▸ Exercise input:
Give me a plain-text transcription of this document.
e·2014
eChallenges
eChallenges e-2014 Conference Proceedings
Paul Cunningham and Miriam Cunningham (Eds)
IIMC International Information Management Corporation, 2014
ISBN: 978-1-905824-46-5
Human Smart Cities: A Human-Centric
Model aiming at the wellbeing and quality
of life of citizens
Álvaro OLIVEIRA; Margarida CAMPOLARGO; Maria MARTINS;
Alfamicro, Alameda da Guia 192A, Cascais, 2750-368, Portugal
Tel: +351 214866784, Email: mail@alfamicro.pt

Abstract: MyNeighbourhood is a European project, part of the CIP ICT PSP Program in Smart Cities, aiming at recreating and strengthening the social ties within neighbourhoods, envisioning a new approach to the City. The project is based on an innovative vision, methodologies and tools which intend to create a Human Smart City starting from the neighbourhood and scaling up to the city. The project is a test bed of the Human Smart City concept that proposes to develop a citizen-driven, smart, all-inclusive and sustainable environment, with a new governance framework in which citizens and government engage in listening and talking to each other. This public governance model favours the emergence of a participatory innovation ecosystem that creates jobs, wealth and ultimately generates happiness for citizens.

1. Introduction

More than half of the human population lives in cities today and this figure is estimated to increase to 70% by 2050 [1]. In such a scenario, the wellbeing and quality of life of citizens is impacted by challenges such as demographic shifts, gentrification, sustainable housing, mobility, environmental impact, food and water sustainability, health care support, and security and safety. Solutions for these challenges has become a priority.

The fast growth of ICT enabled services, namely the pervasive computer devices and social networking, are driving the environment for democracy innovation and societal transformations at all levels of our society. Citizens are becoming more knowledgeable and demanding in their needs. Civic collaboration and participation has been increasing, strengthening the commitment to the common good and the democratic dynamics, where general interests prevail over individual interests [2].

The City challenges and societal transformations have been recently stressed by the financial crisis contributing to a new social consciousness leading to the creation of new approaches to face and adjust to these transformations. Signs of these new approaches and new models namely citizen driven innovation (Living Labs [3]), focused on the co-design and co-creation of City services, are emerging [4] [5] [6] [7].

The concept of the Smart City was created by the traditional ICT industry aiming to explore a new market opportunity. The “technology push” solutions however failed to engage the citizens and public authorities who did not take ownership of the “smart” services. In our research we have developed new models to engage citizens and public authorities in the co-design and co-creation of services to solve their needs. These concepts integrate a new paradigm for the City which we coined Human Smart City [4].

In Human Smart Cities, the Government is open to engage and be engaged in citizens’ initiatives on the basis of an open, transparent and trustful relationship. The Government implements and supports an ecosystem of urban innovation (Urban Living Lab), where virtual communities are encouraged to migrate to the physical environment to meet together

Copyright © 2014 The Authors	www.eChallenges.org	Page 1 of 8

▸ Exercise details: Go back to the listing above and please repeat it exactly.

▸ Answer below:
Give me a plain-text transcription of this document.
e·2014
eChallenges
eChallenges e-2014 Conference Proceedings
Paul Cunningham and Miriam Cunningham (Eds)
IIMC International Information Management Corporation, 2014
ISBN: 978-1-905824-46-5
Human Smart Cities: A Human-Centric
Model aiming at the wellbeing and quality
of life of citizens
Álvaro OLIVEIRA; Margarida CAMPOLARGO; Maria MARTINS;
Alfamicro, Alameda da Guia 192A, Cascais, 2750-368, Portugal
Tel: +351 214866784, Email: mail@alfamicro.pt

Abstract: MyNeighbourhood is a European project, part of the CIP ICT PSP Program in Smart Cities, aiming at recreating and strengthening the social ties within neighbourhoods, envisioning a new approach to the City. The project is based on an innovative vision, methodologies and tools which intend to create a Human Smart City starting from the neighbourhood and scaling up to the city. The project is a test bed of the Human Smart City concept that proposes to develop a citizen-driven, smart, all-inclusive and sustainable environment, with a new governance framework in which citizens and government engage in listening and talking to each other. This public governance model favours the emergence of a participatory innovation ecosystem that creates jobs, wealth and ultimately generates happiness for citizens.

1. Introduction

More than half of the human population lives in cities today and this figure is estimated to increase to 70% by 2050 [1]. In such a scenario, the wellbeing and quality of life of citizens is impacted by challenges such as demographic shifts, gentrification, sustainable housing, mobility, environmental impact, food and water sustainability, health care support, and security and safety. Solutions for these challenges has become a priority.

The fast growth of ICT enabled services, namely the pervasive computer devices and social networking, are driving the environment for democracy innovation and societal transformations at all levels of our society. Citizens are becoming more knowledgeable and demanding in their needs. Civic collaboration and participation has been increasing, strengthening the commitment to the common good and the democratic dynamics, where general interests prevail over individual interests [2].

The City challenges and societal transformations have been recently stressed by the financial crisis contributing to a new social consciousness leading to the creation of new approaches to face and adjust to these transformations. Signs of these new approaches and new models namely citizen driven innovation (Living Labs [3]), focused on the co-design and co-creation of City services, are emerging [4] [5] [6] [7].

The concept of the Smart City was created by the traditional ICT industry aiming to explore a new market opportunity. The “technology push” solutions however failed to engage the citizens and public authorities who did not take ownership of the “smart” services. In our research we have developed new models to engage citizens and public authorities in the co-design and co-creation of services to solve their needs. These concepts integrate a new paradigm for the City which we coined Human Smart City [4].

In Human Smart Cities, the Government is open to engage and be engaged in citizens’ initiatives on the basis of an open, transparent and trustful relationship. The Government implements and supports an ecosystem of urban innovation (Urban Living Lab), where virtual communities are encouraged to migrate to the physical environment to meet together

Copyright © 2014 The Authors	www.eChallenges.org	Page 1 of 8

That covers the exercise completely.